Exercise brief
How many of the lines below hold the word "Same"? Answer only with the number.

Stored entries
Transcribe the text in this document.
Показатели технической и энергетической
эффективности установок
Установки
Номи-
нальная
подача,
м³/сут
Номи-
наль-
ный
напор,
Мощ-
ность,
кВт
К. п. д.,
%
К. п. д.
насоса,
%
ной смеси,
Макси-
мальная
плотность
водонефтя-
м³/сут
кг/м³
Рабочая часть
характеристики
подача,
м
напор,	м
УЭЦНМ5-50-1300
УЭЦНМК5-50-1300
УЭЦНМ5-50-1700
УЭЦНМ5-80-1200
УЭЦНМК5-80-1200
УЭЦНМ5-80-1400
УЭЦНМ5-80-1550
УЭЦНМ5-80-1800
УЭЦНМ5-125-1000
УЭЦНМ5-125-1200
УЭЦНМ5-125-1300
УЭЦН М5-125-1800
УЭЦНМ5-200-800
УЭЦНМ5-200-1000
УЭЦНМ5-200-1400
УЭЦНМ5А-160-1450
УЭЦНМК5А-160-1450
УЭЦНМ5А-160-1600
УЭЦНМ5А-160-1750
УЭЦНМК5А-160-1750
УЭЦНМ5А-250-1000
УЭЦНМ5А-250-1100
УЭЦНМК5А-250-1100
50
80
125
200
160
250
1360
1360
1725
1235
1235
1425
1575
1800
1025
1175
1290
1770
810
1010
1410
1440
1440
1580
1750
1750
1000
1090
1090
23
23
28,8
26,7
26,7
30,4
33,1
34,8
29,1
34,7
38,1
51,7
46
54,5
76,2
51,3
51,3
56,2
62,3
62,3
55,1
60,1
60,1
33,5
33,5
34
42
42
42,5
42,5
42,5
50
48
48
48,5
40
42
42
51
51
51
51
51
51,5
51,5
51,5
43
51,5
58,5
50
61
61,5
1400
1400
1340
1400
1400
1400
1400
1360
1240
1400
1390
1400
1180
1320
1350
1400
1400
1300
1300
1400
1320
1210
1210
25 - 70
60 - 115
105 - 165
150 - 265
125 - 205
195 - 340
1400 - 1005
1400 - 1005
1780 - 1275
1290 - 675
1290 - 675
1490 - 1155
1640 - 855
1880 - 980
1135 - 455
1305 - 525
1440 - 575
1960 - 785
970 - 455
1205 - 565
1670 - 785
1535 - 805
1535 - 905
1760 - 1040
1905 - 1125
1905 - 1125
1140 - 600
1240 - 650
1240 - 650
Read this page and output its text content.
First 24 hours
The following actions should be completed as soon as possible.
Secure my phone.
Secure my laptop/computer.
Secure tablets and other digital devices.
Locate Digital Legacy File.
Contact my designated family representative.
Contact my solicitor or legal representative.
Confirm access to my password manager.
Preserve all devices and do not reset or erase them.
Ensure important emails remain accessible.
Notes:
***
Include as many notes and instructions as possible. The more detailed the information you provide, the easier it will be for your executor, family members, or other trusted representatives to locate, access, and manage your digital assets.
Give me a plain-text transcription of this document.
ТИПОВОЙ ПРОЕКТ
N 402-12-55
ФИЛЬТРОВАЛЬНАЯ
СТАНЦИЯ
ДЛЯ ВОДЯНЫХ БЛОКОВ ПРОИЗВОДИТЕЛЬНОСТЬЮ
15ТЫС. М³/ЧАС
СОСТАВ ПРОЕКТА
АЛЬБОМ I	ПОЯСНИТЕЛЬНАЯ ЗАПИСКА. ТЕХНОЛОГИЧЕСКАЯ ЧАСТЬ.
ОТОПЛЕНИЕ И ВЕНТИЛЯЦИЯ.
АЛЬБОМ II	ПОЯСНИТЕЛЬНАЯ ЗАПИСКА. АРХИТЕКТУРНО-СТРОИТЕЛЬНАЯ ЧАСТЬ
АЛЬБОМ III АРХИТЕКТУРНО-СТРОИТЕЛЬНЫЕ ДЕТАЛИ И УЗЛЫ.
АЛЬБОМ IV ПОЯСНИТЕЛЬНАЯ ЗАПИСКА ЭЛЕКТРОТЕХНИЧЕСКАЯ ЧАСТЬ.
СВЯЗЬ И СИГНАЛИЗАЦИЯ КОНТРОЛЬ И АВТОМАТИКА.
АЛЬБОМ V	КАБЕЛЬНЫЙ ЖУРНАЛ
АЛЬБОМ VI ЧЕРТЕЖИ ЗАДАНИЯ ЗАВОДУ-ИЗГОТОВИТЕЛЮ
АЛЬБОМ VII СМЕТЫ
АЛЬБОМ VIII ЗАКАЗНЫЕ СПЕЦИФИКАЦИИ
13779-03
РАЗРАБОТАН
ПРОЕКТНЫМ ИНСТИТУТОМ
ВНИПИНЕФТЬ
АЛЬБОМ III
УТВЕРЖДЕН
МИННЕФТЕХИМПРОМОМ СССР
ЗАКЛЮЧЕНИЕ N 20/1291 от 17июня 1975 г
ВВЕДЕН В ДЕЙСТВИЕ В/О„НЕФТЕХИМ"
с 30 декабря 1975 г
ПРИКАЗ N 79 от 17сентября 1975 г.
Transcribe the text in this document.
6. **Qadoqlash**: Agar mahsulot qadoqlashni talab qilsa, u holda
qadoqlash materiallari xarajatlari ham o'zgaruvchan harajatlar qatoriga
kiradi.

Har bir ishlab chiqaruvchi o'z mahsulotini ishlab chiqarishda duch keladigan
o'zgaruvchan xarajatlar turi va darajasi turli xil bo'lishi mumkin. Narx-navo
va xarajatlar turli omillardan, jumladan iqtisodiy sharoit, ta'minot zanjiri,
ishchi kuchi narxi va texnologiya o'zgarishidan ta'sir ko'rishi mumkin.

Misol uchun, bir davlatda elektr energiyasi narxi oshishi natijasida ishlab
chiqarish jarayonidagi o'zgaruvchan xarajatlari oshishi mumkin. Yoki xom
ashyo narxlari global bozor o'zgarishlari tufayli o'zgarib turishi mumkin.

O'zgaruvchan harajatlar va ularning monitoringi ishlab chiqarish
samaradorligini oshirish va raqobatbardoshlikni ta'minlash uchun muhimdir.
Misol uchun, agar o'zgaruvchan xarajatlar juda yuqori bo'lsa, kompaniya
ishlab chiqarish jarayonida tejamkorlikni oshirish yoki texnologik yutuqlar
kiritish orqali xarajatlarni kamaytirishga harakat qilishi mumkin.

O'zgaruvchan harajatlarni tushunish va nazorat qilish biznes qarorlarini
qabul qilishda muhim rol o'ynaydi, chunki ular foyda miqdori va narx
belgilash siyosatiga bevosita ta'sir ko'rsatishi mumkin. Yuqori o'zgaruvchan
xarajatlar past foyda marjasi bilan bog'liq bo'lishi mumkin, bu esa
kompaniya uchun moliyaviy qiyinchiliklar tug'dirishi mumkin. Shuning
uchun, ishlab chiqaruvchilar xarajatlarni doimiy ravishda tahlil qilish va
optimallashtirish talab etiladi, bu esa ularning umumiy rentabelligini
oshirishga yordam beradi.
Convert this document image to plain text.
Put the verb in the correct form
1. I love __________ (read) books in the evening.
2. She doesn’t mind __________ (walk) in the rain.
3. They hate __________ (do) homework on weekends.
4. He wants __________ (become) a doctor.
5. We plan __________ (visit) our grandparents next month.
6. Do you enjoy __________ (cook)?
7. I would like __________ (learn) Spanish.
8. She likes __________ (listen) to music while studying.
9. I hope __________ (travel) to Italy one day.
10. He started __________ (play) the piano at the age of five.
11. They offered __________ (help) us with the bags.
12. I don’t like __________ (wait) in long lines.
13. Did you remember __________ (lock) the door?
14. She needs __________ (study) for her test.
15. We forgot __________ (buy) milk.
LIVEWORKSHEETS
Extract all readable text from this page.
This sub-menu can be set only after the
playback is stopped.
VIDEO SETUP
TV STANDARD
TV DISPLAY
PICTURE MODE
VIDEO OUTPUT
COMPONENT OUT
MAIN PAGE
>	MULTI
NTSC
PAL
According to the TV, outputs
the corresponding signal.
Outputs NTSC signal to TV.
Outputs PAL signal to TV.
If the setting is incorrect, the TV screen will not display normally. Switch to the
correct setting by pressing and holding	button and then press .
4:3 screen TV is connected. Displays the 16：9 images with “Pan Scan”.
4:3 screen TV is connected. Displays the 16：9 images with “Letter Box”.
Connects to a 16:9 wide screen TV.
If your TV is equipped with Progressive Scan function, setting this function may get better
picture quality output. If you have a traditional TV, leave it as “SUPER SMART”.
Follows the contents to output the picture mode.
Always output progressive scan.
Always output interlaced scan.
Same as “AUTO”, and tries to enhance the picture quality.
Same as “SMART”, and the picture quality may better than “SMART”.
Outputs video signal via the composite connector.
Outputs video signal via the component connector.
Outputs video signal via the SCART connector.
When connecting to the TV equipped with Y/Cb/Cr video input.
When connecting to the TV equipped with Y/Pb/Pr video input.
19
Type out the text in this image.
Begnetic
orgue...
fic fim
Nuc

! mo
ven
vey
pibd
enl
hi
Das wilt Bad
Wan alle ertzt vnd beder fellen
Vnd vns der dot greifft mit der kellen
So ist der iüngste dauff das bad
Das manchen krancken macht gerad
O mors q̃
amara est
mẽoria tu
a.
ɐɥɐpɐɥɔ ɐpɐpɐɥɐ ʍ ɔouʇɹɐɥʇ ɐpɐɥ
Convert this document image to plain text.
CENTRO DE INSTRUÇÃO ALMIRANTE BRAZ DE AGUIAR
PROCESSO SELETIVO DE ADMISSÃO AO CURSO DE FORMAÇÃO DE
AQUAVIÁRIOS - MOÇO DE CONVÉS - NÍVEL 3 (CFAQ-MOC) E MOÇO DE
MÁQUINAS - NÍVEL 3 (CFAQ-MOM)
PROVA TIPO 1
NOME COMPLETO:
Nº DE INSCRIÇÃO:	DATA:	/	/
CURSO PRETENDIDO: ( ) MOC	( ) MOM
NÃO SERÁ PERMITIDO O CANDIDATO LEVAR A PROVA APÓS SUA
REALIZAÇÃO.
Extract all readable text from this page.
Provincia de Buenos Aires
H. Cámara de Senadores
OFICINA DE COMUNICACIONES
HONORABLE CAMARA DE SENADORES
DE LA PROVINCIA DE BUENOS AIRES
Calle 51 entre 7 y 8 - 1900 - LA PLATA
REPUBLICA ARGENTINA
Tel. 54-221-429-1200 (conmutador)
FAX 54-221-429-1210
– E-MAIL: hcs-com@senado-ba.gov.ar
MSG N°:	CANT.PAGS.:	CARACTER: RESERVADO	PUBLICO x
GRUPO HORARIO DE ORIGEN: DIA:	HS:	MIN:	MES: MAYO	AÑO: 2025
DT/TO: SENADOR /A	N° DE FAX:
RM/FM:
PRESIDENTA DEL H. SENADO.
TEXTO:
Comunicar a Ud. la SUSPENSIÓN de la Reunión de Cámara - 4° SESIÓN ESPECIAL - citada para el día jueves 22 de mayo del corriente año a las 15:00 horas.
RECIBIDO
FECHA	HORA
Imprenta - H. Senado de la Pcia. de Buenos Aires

Solution below
2